(Chart and figure data)
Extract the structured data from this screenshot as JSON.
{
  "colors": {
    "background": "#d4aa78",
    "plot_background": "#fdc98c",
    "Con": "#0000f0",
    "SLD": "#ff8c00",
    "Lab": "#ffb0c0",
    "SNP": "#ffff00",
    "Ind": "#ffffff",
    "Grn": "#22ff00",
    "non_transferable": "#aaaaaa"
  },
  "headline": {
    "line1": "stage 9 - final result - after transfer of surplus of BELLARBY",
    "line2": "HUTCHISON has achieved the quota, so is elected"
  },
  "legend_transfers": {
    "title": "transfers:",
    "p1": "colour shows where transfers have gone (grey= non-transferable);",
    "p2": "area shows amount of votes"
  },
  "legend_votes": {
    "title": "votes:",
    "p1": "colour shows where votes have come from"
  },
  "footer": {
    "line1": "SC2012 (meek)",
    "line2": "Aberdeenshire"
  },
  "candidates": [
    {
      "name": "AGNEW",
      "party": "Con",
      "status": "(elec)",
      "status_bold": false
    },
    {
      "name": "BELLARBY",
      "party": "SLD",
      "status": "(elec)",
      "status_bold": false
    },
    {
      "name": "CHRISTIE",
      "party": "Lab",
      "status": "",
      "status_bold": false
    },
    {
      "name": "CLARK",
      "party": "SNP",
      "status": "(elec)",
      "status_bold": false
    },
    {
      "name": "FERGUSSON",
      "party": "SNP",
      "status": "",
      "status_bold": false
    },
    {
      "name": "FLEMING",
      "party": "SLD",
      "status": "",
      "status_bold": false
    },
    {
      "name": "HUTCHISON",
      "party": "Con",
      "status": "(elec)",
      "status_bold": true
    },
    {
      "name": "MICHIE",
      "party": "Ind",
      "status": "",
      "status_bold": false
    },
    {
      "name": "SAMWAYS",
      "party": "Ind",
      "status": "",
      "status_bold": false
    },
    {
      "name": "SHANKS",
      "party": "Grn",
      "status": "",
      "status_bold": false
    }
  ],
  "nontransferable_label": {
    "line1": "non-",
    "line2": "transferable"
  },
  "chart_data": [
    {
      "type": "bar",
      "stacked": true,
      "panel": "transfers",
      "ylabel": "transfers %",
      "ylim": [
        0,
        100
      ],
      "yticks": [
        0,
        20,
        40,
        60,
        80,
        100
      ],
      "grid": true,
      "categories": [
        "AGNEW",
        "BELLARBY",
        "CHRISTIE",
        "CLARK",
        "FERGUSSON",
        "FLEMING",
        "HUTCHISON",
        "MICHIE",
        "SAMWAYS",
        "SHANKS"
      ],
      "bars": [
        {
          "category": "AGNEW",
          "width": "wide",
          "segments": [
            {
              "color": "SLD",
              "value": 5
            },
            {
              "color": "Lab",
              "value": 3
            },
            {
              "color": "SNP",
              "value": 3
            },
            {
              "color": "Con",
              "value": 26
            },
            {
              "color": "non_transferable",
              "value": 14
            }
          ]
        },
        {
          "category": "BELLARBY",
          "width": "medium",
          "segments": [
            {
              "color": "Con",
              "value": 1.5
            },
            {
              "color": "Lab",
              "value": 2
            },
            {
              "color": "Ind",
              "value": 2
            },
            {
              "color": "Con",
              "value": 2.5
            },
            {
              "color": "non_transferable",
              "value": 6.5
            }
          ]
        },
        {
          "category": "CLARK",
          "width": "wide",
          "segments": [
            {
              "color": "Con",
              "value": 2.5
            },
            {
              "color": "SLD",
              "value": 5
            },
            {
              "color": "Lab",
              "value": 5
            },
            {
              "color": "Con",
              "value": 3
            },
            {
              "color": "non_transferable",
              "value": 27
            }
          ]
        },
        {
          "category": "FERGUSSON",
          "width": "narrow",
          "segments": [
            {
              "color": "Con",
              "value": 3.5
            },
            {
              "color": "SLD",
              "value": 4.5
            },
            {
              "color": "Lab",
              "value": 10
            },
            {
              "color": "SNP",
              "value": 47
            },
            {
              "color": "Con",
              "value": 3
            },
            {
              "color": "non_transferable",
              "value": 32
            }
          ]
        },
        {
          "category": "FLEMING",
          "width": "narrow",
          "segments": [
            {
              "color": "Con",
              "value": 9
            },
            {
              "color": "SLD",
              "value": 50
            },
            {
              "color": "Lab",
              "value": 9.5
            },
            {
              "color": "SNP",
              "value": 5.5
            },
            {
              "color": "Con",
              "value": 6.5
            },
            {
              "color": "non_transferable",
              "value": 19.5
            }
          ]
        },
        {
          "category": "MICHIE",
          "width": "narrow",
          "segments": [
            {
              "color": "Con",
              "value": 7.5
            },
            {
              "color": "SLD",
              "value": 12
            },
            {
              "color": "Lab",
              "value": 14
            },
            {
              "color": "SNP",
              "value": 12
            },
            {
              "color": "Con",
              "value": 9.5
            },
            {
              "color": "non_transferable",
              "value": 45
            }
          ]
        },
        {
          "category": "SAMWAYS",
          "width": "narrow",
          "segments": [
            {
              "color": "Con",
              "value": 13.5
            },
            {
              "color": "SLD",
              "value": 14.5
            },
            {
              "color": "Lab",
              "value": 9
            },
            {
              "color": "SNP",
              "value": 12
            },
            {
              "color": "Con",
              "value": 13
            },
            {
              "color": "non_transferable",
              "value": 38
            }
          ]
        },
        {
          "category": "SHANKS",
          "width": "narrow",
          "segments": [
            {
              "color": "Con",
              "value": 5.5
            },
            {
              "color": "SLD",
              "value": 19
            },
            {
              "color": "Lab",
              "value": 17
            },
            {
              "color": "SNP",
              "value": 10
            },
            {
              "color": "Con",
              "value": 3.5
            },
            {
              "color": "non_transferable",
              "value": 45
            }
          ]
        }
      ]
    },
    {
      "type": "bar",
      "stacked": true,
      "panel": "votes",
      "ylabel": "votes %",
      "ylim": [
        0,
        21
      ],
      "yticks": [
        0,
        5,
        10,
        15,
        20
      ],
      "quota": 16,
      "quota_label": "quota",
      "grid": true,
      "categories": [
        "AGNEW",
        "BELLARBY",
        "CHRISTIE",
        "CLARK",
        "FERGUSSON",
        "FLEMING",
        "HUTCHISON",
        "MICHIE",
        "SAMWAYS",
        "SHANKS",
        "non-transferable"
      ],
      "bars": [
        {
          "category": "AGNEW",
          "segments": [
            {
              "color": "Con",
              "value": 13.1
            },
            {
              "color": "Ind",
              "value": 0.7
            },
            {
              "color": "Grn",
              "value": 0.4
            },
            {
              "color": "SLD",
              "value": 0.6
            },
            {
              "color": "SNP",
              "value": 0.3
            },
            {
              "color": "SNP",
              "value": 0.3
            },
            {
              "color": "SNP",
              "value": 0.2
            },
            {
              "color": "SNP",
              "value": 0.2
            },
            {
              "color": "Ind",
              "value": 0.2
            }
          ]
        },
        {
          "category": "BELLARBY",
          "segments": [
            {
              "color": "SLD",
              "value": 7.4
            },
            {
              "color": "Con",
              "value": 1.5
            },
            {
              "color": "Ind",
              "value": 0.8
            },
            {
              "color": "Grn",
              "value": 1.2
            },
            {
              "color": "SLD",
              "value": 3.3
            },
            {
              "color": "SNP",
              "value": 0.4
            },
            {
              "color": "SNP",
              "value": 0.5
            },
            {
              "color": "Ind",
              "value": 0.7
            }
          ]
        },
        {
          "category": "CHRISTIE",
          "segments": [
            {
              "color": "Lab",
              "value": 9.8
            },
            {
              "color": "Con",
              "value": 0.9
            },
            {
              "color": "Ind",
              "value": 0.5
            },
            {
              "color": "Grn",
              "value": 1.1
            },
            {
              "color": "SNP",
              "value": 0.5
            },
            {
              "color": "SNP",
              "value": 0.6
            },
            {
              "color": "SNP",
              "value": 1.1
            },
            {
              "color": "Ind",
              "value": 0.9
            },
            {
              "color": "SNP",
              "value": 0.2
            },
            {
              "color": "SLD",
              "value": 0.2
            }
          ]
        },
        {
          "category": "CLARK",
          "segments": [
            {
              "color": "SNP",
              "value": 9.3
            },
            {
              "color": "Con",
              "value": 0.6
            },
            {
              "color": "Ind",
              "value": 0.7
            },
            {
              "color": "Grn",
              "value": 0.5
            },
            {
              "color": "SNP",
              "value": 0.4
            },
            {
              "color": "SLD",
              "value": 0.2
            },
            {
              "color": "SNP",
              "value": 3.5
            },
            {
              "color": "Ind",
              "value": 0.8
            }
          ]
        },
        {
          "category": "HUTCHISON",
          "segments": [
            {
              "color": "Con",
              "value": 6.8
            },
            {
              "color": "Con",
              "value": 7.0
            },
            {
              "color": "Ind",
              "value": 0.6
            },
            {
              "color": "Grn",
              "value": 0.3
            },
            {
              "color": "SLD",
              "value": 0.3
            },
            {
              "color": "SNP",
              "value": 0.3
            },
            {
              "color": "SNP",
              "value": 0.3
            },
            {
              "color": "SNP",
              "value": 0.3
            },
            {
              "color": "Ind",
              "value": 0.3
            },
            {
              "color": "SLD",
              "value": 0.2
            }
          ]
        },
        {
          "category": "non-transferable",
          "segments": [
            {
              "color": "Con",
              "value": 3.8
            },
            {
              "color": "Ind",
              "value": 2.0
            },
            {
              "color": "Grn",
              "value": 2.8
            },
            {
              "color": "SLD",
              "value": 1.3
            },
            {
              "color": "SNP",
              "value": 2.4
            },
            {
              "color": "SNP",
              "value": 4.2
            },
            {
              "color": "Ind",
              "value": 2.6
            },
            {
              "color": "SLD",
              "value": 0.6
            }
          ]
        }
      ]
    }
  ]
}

Aim: Search the material above for "MICHIE". Pull out each line where it shows up.

Solution for this task:
      "name": "MICHIE",
        "MICHIE",
          "category": "MICHIE",
        "MICHIE",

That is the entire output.